◆ **The task**:
Reproduce everything in the data from its first line down to the line that contains "page-title: Clarification on", including both of those lines.

--- start Records provided ---

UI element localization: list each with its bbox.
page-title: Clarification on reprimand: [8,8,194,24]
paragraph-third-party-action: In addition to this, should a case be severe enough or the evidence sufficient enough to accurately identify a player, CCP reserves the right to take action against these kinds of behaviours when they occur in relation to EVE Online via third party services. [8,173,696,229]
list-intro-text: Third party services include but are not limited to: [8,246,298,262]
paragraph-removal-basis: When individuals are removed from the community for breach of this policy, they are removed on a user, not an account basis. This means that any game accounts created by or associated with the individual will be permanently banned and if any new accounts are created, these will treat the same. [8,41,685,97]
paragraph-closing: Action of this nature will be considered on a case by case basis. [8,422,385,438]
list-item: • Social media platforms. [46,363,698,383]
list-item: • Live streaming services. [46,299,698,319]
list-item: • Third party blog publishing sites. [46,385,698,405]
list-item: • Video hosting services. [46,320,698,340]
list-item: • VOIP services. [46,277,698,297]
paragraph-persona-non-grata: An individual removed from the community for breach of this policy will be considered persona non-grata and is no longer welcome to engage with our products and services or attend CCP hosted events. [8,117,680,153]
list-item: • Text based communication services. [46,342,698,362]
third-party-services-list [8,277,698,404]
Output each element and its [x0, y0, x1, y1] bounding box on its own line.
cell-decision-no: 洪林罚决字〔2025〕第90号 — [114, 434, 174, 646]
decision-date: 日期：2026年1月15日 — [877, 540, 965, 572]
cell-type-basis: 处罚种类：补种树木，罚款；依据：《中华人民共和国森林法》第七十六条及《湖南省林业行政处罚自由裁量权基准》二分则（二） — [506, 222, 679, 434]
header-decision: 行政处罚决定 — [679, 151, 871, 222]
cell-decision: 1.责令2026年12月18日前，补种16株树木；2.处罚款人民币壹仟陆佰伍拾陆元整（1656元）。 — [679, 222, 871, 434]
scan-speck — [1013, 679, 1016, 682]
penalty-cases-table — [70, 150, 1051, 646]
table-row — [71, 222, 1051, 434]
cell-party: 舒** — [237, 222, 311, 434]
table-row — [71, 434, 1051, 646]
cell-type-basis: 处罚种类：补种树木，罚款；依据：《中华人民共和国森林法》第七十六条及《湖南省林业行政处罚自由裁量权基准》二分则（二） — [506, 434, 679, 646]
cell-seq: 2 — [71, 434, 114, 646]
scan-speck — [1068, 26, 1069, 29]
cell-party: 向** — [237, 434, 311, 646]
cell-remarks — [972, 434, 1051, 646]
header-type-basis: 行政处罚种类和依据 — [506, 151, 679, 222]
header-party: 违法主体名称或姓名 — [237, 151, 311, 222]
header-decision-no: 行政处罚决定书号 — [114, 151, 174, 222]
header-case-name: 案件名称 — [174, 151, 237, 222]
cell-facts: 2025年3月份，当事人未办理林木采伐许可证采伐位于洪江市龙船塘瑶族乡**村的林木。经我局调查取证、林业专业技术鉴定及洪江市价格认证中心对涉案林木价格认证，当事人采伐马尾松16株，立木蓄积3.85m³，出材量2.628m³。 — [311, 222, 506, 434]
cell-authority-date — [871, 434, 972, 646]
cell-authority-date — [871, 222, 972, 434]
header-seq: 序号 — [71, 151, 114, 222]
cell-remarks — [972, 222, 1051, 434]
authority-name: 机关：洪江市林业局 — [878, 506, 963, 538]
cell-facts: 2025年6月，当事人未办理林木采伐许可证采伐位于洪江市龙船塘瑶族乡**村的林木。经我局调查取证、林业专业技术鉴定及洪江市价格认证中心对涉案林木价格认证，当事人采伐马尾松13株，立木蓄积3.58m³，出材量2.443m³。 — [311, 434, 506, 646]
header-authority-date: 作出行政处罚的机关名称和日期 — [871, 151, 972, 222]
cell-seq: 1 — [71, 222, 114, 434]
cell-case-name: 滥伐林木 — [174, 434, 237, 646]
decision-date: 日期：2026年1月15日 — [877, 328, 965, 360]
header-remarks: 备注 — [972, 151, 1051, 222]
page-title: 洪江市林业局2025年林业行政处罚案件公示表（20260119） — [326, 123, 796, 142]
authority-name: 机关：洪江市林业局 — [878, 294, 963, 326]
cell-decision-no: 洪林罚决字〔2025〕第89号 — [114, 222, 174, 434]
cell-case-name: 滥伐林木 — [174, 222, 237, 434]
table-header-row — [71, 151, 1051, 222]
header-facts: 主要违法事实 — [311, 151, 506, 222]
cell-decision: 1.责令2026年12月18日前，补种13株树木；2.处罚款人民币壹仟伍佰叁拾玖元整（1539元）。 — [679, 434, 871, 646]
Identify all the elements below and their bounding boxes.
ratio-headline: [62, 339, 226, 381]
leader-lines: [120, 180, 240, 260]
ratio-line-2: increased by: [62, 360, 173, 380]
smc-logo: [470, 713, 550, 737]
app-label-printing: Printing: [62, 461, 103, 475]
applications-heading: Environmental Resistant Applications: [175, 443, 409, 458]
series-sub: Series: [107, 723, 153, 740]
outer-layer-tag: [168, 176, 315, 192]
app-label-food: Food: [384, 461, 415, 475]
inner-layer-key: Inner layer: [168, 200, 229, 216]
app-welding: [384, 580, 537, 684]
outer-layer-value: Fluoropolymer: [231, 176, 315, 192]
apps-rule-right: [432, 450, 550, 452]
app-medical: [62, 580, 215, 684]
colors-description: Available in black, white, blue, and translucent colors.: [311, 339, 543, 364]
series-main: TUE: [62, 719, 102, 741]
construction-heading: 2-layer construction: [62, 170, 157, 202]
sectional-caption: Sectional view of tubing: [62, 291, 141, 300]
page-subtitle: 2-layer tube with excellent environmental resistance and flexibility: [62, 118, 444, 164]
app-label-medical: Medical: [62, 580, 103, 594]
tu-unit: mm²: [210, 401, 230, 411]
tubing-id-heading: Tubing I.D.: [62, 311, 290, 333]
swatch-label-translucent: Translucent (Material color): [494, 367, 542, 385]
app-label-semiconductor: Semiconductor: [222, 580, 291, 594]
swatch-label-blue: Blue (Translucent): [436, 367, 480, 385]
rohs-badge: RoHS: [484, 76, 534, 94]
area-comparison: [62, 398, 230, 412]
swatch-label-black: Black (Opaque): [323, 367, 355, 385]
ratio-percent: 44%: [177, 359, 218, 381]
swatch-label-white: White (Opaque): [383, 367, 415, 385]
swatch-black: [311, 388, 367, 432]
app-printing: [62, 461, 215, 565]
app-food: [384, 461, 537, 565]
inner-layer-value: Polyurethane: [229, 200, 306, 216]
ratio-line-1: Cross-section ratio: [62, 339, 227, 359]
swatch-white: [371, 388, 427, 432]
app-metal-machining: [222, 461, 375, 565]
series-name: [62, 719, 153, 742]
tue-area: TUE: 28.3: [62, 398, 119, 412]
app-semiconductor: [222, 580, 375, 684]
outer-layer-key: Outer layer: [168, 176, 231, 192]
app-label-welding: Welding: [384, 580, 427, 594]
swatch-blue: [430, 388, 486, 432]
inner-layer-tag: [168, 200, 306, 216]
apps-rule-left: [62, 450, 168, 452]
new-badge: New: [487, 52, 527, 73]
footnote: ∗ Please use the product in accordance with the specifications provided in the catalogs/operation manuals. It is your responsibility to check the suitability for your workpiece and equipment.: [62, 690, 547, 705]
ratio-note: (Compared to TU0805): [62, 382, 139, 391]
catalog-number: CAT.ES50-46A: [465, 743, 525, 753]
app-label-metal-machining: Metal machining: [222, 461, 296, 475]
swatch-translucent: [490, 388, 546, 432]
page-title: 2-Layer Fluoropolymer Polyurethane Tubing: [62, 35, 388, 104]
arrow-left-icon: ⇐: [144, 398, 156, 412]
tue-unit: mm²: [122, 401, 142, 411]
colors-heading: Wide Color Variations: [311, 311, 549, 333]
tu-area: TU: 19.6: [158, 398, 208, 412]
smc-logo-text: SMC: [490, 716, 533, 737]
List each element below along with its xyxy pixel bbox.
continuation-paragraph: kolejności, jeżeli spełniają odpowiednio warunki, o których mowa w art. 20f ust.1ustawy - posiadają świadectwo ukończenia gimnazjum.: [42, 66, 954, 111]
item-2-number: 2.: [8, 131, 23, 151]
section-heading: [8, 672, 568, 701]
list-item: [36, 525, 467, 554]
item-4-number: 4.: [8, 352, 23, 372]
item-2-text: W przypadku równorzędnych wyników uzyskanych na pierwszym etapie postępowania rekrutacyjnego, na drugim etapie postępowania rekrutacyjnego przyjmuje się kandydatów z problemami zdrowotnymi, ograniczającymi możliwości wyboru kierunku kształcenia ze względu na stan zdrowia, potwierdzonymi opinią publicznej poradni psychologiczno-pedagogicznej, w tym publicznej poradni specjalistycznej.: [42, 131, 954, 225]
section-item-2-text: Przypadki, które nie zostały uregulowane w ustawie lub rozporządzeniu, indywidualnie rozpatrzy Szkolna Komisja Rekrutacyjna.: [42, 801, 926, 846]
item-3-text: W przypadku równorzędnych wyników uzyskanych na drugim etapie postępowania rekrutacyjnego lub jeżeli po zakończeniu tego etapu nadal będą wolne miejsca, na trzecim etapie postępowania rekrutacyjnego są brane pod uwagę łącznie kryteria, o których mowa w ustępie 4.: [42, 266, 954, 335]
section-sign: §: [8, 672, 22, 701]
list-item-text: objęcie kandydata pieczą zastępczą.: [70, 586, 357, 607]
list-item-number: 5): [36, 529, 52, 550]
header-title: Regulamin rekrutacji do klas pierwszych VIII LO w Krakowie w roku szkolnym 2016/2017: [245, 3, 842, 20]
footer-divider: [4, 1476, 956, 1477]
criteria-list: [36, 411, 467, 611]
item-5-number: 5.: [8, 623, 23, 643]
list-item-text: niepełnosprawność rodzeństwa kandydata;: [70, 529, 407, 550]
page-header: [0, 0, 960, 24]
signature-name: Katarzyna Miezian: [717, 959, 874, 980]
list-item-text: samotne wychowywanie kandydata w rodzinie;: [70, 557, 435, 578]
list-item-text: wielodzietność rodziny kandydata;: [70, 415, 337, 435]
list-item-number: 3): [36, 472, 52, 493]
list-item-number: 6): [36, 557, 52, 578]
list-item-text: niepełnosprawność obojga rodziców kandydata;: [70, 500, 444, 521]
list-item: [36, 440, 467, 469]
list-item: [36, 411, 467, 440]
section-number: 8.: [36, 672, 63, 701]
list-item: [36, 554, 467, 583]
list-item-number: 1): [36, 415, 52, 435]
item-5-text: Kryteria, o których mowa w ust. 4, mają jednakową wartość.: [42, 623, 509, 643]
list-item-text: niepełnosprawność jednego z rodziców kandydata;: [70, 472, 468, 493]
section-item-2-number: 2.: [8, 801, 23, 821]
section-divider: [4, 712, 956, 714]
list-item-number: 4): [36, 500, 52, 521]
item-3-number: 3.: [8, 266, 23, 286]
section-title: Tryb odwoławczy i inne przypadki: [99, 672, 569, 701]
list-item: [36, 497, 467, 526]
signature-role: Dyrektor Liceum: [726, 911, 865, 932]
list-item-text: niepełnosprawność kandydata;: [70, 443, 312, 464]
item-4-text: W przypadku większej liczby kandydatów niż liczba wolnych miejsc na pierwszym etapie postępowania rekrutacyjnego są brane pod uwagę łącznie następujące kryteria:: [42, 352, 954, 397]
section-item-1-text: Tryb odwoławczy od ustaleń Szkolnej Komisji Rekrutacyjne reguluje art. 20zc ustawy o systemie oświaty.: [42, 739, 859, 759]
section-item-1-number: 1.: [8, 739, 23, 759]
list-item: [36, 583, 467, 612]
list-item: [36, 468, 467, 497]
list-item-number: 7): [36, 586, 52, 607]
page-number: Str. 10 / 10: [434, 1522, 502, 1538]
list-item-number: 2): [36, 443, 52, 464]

--- end Records provided ---

◆ **Correct answer**:
UI element localization: list each with its bbox.
page-title: Clarification on reprimand: [8,8,194,24]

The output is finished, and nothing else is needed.